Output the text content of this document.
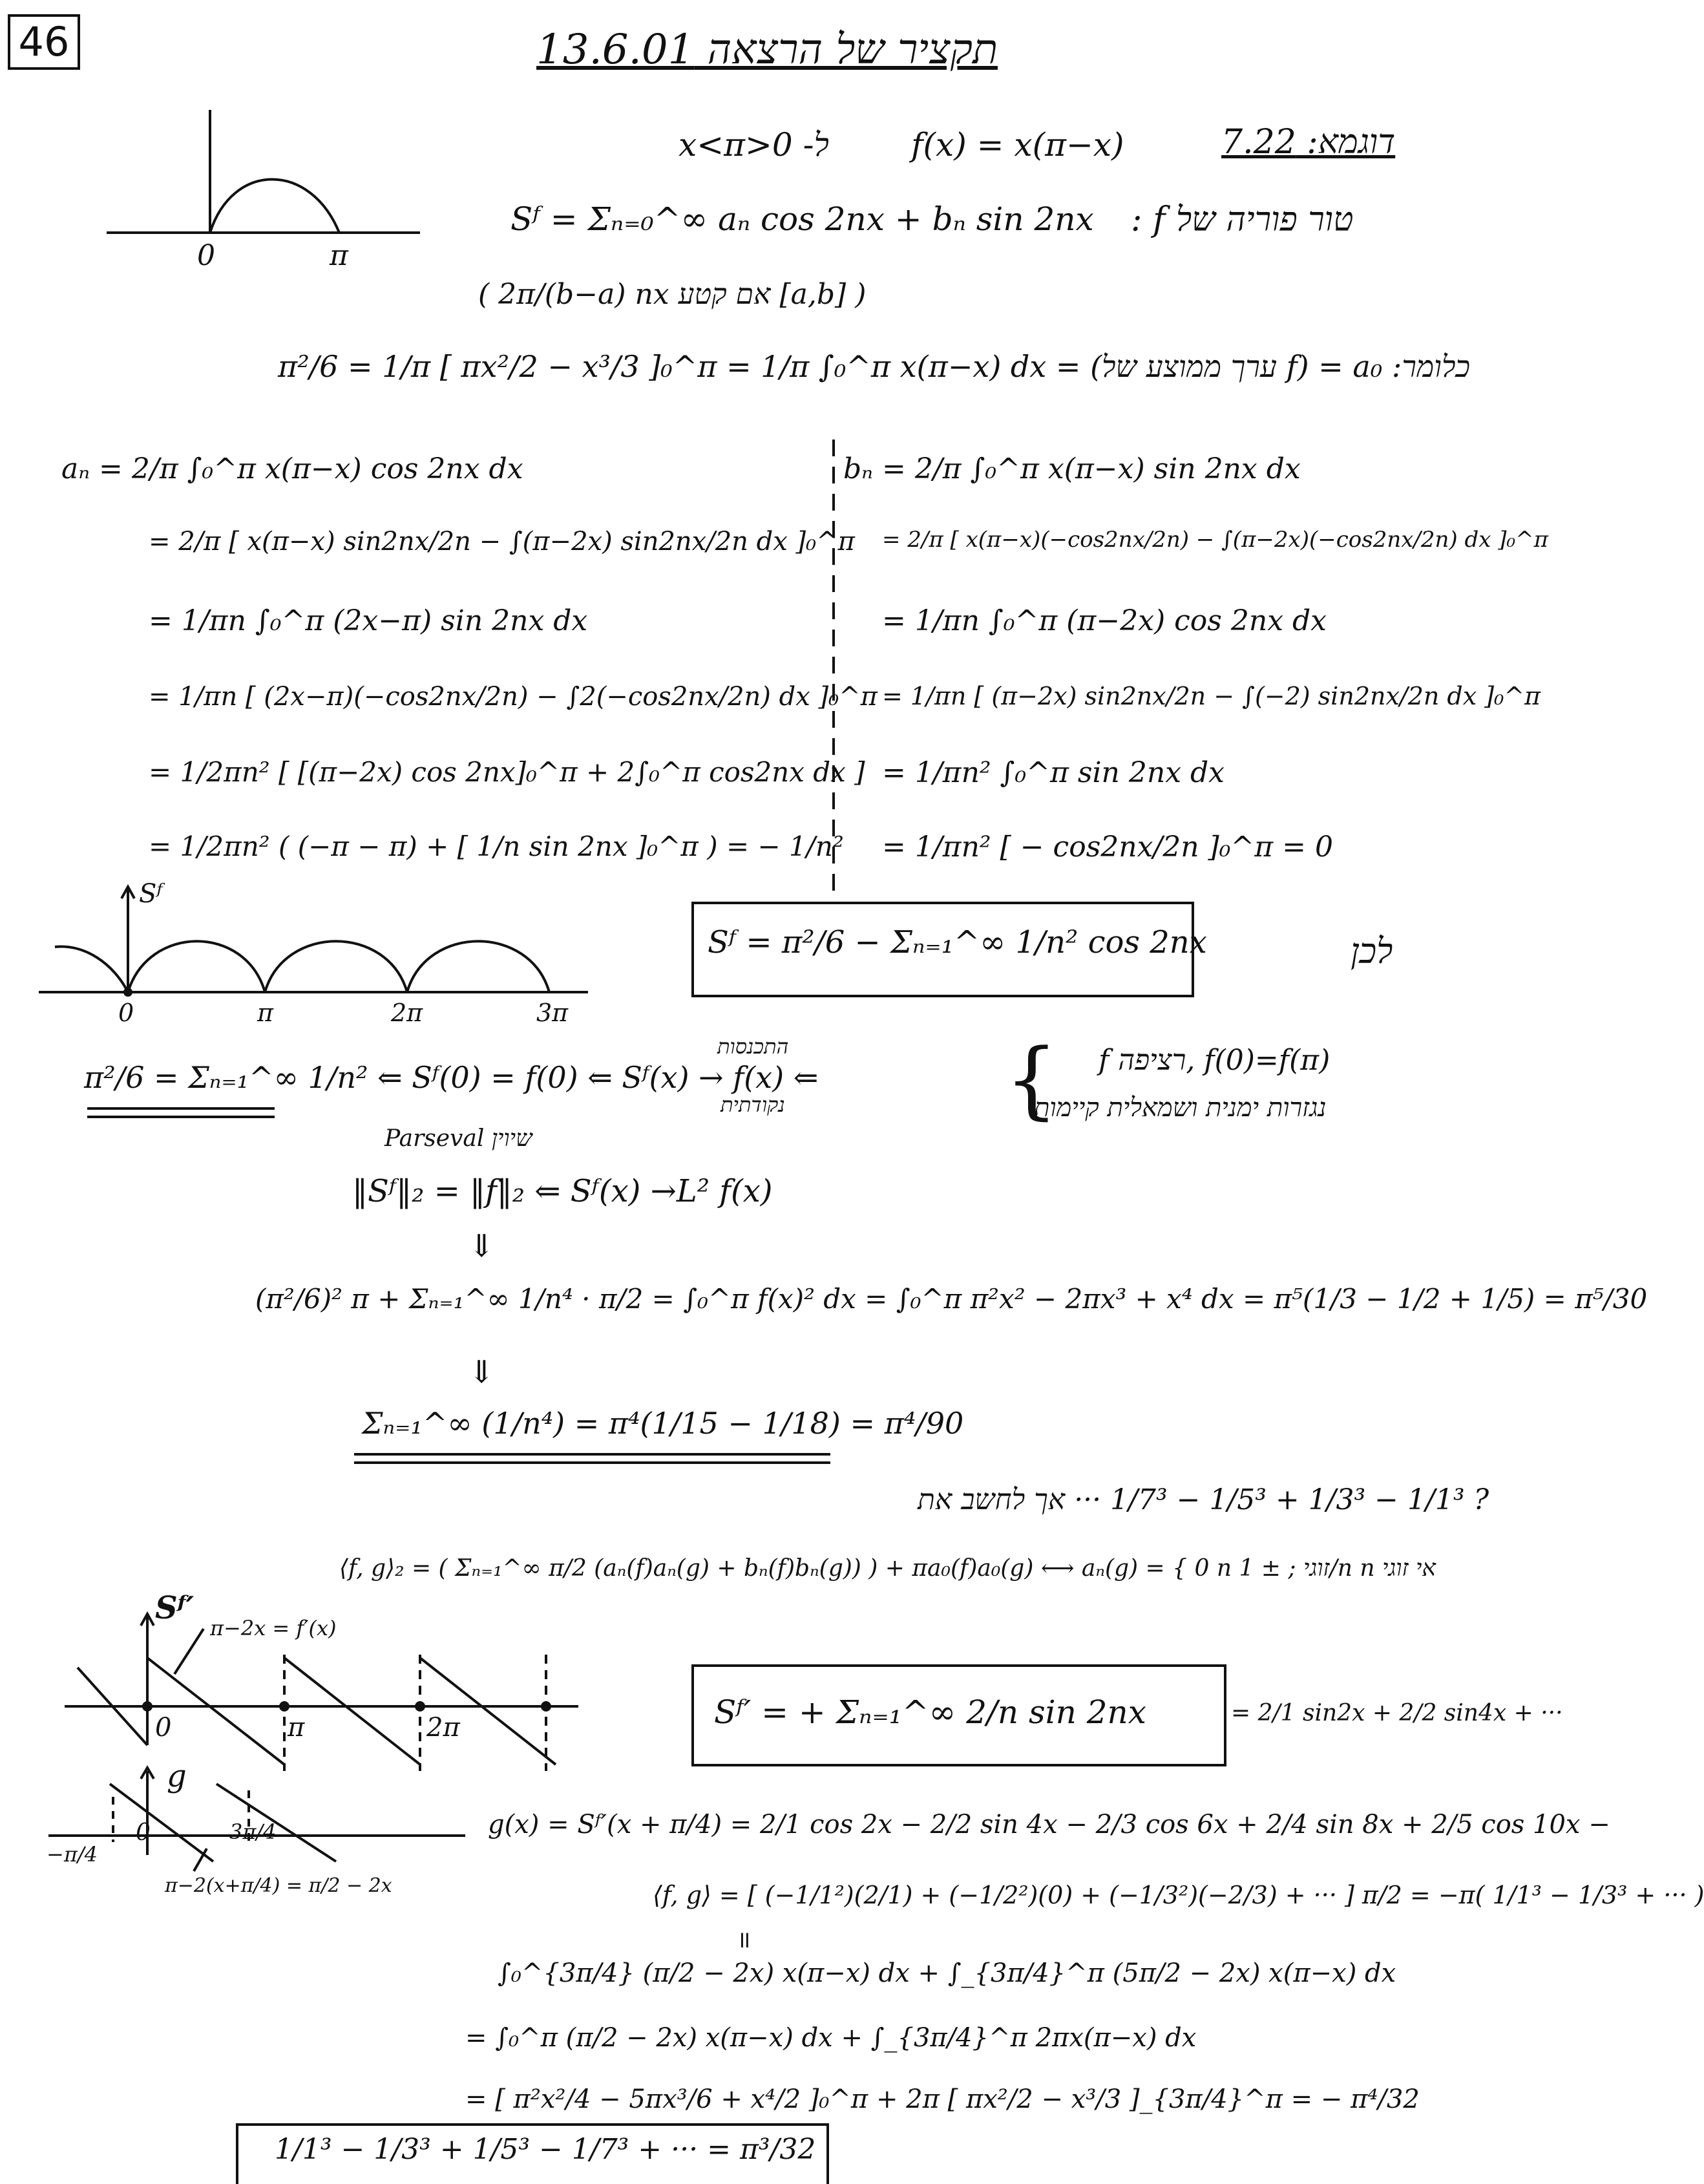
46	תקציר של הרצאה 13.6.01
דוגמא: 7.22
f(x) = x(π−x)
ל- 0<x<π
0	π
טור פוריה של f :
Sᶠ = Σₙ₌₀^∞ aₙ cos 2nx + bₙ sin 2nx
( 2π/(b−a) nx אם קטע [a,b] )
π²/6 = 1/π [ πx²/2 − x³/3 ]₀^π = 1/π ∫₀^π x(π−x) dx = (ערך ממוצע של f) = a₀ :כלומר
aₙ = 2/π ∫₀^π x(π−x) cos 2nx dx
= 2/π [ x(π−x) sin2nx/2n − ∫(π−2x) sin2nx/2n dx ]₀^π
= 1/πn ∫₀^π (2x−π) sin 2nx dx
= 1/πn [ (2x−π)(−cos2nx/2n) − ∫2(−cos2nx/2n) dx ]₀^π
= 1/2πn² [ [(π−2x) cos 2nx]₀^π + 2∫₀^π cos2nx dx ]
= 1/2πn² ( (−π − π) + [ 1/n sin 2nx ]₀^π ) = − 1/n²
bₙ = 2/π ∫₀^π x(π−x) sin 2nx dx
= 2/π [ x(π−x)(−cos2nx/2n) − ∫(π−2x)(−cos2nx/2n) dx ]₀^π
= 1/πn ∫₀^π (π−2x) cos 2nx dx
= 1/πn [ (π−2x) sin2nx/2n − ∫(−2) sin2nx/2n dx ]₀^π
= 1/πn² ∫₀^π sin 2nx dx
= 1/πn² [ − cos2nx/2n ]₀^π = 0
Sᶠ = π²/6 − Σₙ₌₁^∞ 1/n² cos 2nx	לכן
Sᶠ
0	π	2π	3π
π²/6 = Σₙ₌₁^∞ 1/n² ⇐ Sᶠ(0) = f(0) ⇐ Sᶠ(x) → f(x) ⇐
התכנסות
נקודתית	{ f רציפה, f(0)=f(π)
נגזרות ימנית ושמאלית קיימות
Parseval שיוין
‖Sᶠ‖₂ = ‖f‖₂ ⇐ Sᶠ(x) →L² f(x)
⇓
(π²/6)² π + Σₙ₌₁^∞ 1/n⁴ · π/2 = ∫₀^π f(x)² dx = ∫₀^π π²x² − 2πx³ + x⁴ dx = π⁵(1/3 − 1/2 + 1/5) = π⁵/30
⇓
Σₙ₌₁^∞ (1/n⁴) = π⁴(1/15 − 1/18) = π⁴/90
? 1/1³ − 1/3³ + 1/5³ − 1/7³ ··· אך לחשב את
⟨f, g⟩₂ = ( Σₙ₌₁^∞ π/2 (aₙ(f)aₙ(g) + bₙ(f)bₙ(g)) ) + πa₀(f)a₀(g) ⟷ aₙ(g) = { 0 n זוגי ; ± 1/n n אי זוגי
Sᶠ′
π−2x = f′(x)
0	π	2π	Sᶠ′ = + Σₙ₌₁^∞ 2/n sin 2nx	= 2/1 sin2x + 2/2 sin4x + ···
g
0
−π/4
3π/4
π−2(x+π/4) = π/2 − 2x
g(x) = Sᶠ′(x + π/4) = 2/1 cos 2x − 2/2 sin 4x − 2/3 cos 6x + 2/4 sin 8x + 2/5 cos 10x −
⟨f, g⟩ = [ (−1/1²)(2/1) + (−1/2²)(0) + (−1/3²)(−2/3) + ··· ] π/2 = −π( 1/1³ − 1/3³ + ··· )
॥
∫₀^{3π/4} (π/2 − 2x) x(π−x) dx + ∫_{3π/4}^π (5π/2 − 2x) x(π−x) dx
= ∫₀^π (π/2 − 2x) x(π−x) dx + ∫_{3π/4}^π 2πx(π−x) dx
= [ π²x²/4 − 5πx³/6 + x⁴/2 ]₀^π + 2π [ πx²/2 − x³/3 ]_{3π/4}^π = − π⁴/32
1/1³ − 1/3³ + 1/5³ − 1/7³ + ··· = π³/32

==

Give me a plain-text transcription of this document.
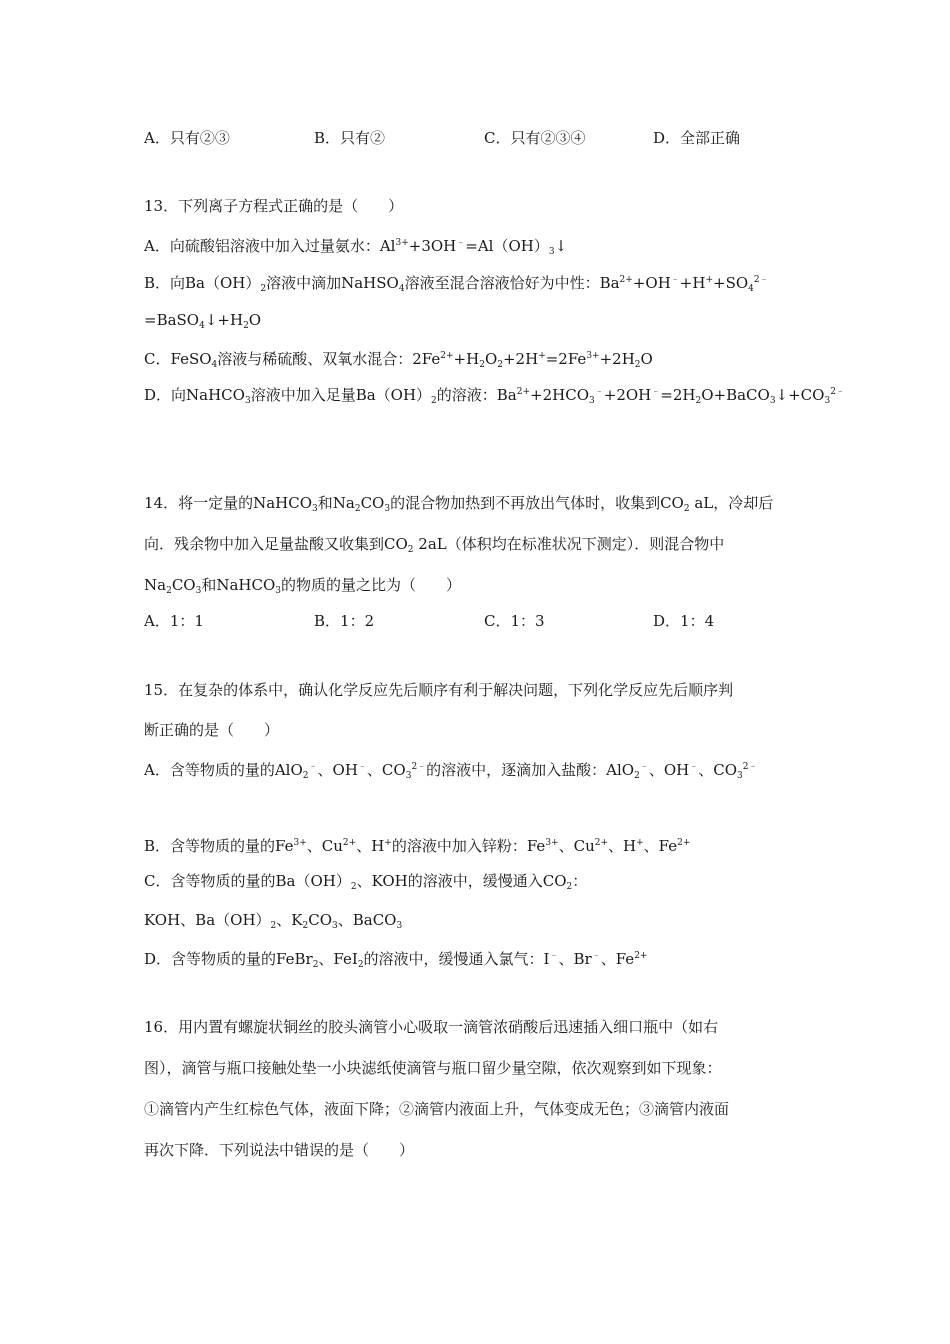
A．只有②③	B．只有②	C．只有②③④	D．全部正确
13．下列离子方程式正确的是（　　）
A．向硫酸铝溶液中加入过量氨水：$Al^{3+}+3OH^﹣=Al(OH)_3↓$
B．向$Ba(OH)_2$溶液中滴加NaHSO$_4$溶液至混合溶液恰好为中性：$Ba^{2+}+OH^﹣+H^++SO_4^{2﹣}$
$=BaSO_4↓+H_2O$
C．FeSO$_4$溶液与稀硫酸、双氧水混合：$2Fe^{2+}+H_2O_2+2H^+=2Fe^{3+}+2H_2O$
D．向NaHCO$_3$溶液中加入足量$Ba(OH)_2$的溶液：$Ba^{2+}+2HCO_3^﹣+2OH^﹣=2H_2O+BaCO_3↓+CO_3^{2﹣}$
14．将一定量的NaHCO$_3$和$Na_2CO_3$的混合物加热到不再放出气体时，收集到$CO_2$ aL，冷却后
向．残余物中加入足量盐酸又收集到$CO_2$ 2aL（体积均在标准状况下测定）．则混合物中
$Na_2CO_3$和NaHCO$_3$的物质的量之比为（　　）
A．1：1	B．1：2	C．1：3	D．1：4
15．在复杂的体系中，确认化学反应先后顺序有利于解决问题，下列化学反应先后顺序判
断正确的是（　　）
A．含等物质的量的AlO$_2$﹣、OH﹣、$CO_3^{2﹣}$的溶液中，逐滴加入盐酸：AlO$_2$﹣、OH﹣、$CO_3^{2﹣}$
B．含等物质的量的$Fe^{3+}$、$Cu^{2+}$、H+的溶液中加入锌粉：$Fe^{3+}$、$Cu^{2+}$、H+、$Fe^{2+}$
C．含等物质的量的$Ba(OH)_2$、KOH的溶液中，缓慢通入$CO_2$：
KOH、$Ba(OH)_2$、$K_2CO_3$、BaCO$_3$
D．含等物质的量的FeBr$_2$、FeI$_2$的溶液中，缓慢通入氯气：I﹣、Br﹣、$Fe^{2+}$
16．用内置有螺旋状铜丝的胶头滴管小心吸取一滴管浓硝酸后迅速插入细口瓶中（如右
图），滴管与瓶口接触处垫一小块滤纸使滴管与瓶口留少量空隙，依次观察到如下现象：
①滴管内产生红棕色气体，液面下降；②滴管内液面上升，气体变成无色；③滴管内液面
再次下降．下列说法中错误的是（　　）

Instructions for the task:
Find how many lines hold the string "π²x²", and state that number alone.

Final result:
2